-- BEGIN DATA PROVIDED --

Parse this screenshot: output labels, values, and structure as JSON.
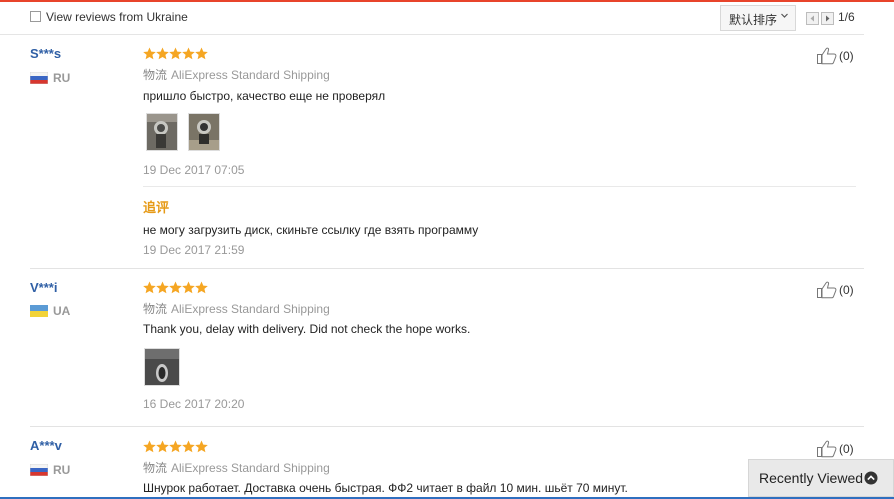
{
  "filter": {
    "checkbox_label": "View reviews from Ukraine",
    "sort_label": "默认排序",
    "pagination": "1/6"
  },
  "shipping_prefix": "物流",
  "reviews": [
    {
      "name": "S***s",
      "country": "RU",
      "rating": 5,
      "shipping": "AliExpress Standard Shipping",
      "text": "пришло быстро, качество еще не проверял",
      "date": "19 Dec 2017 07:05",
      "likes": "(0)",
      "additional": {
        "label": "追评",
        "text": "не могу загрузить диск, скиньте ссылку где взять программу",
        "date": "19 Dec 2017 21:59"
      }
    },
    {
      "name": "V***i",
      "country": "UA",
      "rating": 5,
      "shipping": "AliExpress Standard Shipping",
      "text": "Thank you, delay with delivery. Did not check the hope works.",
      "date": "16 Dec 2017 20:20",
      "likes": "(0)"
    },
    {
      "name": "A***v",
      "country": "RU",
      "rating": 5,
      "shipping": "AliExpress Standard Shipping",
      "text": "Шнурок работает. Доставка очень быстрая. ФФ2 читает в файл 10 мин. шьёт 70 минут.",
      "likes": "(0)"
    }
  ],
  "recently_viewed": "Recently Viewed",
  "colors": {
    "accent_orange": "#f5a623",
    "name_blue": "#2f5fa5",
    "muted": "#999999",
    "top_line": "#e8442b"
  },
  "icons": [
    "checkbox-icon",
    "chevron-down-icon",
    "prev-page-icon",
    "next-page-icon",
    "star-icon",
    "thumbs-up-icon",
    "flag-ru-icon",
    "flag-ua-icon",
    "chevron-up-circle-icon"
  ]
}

-- END DATA PROVIDED --

From the data above, copy each line that has the string "reviews".

◆ TASK SOLUTION
    "checkbox_label": "View reviews from Ukraine",
  "reviews": [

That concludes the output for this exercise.